-- Begin Information provided --

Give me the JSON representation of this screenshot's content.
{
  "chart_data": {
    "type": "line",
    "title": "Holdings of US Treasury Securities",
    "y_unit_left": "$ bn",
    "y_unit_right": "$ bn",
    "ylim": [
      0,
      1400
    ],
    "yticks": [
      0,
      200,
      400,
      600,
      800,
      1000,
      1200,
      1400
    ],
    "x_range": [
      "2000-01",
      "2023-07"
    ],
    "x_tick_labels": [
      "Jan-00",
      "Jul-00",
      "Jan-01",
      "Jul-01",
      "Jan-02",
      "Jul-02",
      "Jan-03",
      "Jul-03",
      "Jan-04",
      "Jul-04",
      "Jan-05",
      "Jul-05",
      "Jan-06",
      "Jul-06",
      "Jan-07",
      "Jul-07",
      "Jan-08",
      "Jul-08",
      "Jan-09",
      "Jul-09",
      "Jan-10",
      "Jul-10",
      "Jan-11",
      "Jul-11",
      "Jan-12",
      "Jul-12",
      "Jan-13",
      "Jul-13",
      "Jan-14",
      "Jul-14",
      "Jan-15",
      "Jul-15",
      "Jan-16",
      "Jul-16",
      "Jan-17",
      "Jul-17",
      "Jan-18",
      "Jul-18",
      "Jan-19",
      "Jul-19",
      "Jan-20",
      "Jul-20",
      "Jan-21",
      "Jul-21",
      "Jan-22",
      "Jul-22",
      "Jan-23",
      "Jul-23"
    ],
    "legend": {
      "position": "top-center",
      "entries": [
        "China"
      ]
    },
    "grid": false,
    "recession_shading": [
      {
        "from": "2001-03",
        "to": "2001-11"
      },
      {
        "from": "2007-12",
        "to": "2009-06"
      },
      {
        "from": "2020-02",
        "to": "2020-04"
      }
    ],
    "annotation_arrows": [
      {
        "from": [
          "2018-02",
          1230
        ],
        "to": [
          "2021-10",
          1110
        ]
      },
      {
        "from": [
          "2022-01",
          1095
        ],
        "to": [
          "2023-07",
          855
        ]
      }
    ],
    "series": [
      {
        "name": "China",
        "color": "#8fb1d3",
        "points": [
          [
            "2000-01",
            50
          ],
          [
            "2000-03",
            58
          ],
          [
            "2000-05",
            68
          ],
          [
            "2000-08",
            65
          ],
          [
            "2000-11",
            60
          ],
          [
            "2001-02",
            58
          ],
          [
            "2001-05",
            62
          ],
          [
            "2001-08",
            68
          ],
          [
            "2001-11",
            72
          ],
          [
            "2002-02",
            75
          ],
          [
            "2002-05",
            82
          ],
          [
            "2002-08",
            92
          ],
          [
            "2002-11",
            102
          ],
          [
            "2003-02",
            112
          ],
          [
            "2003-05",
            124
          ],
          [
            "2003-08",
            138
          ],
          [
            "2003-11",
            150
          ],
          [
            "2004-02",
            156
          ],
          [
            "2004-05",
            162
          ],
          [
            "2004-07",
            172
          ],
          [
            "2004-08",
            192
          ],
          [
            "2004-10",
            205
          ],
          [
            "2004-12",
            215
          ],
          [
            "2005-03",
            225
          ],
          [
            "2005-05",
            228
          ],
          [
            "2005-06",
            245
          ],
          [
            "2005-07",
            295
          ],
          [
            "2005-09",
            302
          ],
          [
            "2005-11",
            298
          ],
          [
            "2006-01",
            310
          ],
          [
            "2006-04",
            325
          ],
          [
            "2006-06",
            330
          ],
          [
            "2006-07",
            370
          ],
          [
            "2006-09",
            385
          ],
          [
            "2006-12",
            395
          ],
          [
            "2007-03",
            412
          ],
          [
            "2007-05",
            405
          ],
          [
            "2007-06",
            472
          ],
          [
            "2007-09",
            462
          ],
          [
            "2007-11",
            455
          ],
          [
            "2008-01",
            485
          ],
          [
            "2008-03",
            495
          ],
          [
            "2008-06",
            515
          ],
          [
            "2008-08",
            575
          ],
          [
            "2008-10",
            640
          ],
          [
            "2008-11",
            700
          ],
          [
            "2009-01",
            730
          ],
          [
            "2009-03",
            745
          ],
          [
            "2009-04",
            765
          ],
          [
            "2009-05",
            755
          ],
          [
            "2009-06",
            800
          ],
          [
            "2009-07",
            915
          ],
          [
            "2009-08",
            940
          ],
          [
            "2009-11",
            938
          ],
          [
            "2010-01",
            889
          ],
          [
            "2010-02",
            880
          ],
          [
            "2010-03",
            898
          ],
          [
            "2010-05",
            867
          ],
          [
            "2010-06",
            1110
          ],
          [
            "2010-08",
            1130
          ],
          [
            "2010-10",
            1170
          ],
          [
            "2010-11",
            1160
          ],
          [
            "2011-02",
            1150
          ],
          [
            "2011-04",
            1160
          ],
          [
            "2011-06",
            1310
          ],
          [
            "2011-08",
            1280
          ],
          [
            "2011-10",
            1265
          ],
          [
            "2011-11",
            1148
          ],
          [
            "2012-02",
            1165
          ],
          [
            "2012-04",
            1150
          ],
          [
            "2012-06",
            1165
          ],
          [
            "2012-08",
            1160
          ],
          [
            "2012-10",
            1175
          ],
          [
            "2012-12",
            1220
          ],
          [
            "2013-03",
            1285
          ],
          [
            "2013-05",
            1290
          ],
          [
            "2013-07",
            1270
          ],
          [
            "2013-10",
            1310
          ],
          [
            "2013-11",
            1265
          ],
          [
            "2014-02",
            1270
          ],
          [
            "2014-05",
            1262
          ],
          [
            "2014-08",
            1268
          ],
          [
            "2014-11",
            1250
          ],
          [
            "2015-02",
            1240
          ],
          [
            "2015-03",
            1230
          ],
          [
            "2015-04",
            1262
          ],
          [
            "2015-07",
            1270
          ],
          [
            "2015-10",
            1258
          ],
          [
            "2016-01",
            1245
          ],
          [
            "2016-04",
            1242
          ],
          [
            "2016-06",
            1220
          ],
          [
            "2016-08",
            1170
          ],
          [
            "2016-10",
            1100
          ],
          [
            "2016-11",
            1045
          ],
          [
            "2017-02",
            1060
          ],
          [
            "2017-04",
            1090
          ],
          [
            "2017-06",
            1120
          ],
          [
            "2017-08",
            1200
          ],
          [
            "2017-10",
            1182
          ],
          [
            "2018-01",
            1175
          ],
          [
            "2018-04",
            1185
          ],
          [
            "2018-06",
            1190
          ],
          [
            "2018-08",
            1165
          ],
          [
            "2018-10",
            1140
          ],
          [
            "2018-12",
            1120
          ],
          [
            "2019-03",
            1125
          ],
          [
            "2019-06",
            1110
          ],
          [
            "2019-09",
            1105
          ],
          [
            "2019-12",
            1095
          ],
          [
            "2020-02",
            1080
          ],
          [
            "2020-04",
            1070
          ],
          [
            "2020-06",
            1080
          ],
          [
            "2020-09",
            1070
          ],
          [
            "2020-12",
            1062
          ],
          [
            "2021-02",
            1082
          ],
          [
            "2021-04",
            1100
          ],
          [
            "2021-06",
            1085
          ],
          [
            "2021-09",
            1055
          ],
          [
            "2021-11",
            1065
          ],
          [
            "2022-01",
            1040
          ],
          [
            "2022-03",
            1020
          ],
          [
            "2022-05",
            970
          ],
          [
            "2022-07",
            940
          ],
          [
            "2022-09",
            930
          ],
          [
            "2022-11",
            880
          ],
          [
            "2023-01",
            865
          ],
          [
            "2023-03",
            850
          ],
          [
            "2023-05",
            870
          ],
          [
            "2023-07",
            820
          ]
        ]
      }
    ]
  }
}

-- End Information provided --

## What you need to do:
Among the entries above, how many lines include the word "from"? Reply with the number only.

## Result for this task:
5